— EXERCISE MATERIALS —
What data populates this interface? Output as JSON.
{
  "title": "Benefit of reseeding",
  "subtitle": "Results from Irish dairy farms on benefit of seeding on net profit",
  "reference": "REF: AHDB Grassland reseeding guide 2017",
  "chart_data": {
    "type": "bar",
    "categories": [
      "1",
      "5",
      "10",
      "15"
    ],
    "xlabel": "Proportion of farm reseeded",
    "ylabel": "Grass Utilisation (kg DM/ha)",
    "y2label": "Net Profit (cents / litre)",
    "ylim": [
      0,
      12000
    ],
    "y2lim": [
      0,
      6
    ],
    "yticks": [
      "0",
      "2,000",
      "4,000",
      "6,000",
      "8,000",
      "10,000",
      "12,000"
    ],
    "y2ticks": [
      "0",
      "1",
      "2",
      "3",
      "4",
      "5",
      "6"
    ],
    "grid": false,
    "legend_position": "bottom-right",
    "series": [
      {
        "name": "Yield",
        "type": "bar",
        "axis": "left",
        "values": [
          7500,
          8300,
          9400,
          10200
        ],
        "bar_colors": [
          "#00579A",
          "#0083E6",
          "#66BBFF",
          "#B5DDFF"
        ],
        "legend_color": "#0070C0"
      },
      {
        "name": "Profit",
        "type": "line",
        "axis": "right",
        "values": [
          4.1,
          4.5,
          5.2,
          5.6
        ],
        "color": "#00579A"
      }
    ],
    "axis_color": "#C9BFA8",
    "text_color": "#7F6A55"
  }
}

— GIVEN EXERCISE —
Your task is to quote the listing above word for word.

— RESULT OF THE EXERCISE —
What data populates this interface? Output as JSON.
{
  "title": "Benefit of reseeding",
  "subtitle": "Results from Irish dairy farms on benefit of seeding on net profit",
  "reference": "REF: AHDB Grassland reseeding guide 2017",
  "chart_data": {
    "type": "bar",
    "categories": [
      "1",
      "5",
      "10",
      "15"
    ],
    "xlabel": "Proportion of farm reseeded",
    "ylabel": "Grass Utilisation (kg DM/ha)",
    "y2label": "Net Profit (cents / litre)",
    "ylim": [
      0,
      12000
    ],
    "y2lim": [
      0,
      6
    ],
    "yticks": [
      "0",
      "2,000",
      "4,000",
      "6,000",
      "8,000",
      "10,000",
      "12,000"
    ],
    "y2ticks": [
      "0",
      "1",
      "2",
      "3",
      "4",
      "5",
      "6"
    ],
    "grid": false,
    "legend_position": "bottom-right",
    "series": [
      {
        "name": "Yield",
        "type": "bar",
        "axis": "left",
        "values": [
          7500,
          8300,
          9400,
          10200
        ],
        "bar_colors": [
          "#00579A",
          "#0083E6",
          "#66BBFF",
          "#B5DDFF"
        ],
        "legend_color": "#0070C0"
      },
      {
        "name": "Profit",
        "type": "line",
        "axis": "right",
        "values": [
          4.1,
          4.5,
          5.2,
          5.6
        ],
        "color": "#00579A"
      }
    ],
    "axis_color": "#C9BFA8",
    "text_color": "#7F6A55"
  }
}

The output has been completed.